What to produce:
Find the lines holding the word "previous" and collect them.

§ §

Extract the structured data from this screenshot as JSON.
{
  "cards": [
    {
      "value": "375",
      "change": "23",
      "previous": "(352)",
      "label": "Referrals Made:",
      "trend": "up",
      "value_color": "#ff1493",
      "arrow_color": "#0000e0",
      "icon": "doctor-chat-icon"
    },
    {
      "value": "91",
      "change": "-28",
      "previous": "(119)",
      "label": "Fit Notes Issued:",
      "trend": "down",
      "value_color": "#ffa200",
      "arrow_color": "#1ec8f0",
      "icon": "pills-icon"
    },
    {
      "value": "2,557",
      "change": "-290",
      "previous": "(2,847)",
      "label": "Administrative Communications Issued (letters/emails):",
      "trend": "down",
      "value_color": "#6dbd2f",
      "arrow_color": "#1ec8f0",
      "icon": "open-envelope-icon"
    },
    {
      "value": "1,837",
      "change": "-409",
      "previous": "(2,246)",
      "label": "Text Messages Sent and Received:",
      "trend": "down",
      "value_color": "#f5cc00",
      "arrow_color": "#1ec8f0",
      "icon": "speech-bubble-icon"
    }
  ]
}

§ §

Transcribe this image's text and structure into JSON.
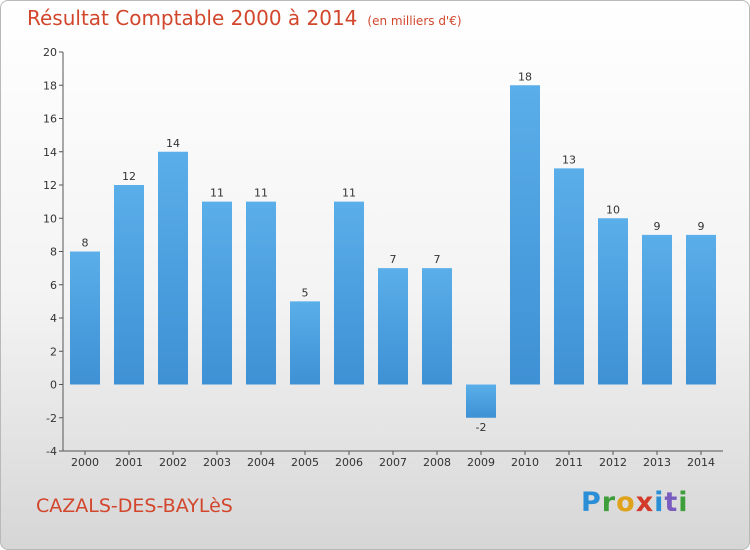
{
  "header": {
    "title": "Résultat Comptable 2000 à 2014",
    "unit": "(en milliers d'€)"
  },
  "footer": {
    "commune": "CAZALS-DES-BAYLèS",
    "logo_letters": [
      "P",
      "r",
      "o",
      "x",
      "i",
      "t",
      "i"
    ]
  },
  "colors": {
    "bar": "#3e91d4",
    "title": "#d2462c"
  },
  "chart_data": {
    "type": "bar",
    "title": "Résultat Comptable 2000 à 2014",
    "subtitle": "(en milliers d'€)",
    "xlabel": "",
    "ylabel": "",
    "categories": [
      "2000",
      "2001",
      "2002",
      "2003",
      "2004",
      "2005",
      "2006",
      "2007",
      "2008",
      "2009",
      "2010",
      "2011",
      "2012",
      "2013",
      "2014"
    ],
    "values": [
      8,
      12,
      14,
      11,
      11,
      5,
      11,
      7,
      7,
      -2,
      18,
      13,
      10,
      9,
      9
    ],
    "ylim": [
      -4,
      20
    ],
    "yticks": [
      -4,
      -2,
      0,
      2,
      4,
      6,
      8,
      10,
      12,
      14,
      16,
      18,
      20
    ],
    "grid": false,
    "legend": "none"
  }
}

§ §

Answer below:
      "previous": "(352)",
      "previous": "(119)",
      "previous": "(2,847)",
      "previous": "(2,246)",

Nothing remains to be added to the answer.